## MATERIAL FOR THE TASK:
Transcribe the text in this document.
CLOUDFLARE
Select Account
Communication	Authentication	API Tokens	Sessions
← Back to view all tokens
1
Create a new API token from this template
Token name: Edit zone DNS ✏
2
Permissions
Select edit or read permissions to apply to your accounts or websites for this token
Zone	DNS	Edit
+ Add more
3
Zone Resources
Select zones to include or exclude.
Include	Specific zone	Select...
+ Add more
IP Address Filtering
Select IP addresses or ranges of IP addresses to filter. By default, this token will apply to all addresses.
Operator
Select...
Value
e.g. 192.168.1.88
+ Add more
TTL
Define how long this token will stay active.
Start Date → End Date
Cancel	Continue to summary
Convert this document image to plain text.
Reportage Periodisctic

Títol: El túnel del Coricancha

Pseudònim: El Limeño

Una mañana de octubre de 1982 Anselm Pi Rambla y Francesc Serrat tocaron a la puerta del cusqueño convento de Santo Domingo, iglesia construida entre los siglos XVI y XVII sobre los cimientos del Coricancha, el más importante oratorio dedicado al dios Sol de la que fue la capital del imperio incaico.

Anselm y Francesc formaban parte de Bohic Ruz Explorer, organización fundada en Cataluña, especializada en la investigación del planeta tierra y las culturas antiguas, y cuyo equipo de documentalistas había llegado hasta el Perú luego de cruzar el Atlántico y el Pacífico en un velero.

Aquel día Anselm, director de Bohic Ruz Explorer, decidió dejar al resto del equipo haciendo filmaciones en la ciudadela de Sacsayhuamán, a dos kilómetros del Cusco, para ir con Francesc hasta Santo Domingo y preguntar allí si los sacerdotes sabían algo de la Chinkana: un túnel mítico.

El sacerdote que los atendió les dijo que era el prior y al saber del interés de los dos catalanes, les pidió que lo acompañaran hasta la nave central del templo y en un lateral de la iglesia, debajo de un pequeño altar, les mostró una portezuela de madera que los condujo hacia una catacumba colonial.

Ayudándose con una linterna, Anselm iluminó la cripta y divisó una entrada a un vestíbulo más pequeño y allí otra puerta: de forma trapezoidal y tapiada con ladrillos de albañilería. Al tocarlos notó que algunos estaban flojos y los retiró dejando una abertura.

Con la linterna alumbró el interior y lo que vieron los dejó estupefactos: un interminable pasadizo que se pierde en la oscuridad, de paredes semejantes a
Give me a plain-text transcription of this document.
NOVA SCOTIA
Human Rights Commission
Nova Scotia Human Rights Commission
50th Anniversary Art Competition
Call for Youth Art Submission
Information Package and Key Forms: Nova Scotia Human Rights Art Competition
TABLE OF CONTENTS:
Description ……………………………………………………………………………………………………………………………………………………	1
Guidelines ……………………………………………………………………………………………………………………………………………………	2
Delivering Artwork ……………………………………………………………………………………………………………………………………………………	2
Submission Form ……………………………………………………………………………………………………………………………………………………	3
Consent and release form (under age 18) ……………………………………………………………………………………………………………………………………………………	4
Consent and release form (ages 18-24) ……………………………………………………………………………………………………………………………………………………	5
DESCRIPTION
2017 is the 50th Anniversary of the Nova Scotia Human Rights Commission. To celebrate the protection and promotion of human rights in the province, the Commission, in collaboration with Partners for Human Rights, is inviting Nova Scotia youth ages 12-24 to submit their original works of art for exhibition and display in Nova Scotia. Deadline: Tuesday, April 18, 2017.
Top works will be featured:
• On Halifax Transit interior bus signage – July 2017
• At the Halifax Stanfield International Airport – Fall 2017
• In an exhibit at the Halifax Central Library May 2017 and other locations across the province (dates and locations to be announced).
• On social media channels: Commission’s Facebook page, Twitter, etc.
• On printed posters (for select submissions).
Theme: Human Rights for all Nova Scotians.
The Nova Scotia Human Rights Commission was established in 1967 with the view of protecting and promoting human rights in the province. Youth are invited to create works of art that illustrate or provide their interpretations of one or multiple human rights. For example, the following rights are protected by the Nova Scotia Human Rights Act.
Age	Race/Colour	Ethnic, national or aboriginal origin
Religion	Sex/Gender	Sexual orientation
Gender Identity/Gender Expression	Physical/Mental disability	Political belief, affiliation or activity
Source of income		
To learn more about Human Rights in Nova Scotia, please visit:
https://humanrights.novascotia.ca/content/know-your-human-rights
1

## WHAT IS ASKED:
Pull every line containing "Halifax" out of the data above.

## EXPECTED OUTPUT:
• On Halifax Transit interior bus signage – July 2017
• At the Halifax Stanfield International Airport – Fall 2017
• In an exhibit at the Halifax Central Library May 2017 and other locations across the province (dates and locations to be announced).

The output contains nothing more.